Data extracted from a collection
━━━━━━━━━━━━━━━━

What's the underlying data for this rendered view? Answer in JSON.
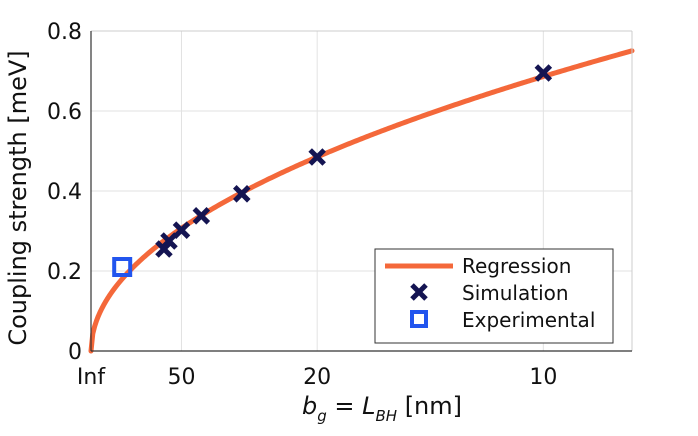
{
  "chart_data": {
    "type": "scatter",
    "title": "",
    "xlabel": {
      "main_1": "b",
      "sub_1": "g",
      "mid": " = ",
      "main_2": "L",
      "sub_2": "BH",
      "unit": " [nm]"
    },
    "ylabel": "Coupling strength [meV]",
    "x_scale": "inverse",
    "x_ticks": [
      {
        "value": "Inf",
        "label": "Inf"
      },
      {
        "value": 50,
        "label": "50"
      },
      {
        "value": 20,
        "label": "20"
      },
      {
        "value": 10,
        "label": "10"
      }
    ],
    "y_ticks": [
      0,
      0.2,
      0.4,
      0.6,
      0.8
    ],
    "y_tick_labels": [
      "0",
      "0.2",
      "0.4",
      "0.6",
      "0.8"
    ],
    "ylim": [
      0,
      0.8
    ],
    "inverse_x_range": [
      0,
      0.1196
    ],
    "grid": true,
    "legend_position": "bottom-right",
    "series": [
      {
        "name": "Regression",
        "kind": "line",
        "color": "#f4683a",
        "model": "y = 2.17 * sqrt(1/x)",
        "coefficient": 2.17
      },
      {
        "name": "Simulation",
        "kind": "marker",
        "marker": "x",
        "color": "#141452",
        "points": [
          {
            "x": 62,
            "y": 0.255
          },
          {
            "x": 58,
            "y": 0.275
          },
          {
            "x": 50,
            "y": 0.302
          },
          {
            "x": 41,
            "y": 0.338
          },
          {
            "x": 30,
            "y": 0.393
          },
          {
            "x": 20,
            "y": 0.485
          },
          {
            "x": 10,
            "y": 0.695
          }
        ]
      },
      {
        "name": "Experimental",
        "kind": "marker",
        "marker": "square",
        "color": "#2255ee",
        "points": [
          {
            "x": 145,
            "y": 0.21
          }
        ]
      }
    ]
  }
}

━━━━━━━━━━━━━━━━

▶ _SET TASK_:
Write out the full set of lines verbatim, without the pictures.

▶ _TASK OUTPUT_:
What's the underlying data for this rendered view? Answer in JSON.
{
  "chart_data": {
    "type": "scatter",
    "title": "",
    "xlabel": {
      "main_1": "b",
      "sub_1": "g",
      "mid": " = ",
      "main_2": "L",
      "sub_2": "BH",
      "unit": " [nm]"
    },
    "ylabel": "Coupling strength [meV]",
    "x_scale": "inverse",
    "x_ticks": [
      {
        "value": "Inf",
        "label": "Inf"
      },
      {
        "value": 50,
        "label": "50"
      },
      {
        "value": 20,
        "label": "20"
      },
      {
        "value": 10,
        "label": "10"
      }
    ],
    "y_ticks": [
      0,
      0.2,
      0.4,
      0.6,
      0.8
    ],
    "y_tick_labels": [
      "0",
      "0.2",
      "0.4",
      "0.6",
      "0.8"
    ],
    "ylim": [
      0,
      0.8
    ],
    "inverse_x_range": [
      0,
      0.1196
    ],
    "grid": true,
    "legend_position": "bottom-right",
    "series": [
      {
        "name": "Regression",
        "kind": "line",
        "color": "#f4683a",
        "model": "y = 2.17 * sqrt(1/x)",
        "coefficient": 2.17
      },
      {
        "name": "Simulation",
        "kind": "marker",
        "marker": "x",
        "color": "#141452",
        "points": [
          {
            "x": 62,
            "y": 0.255
          },
          {
            "x": 58,
            "y": 0.275
          },
          {
            "x": 50,
            "y": 0.302
          },
          {
            "x": 41,
            "y": 0.338
          },
          {
            "x": 30,
            "y": 0.393
          },
          {
            "x": 20,
            "y": 0.485
          },
          {
            "x": 10,
            "y": 0.695
          }
        ]
      },
      {
        "name": "Experimental",
        "kind": "marker",
        "marker": "square",
        "color": "#2255ee",
        "points": [
          {
            "x": 145,
            "y": 0.21
          }
        ]
      }
    ]
  }
}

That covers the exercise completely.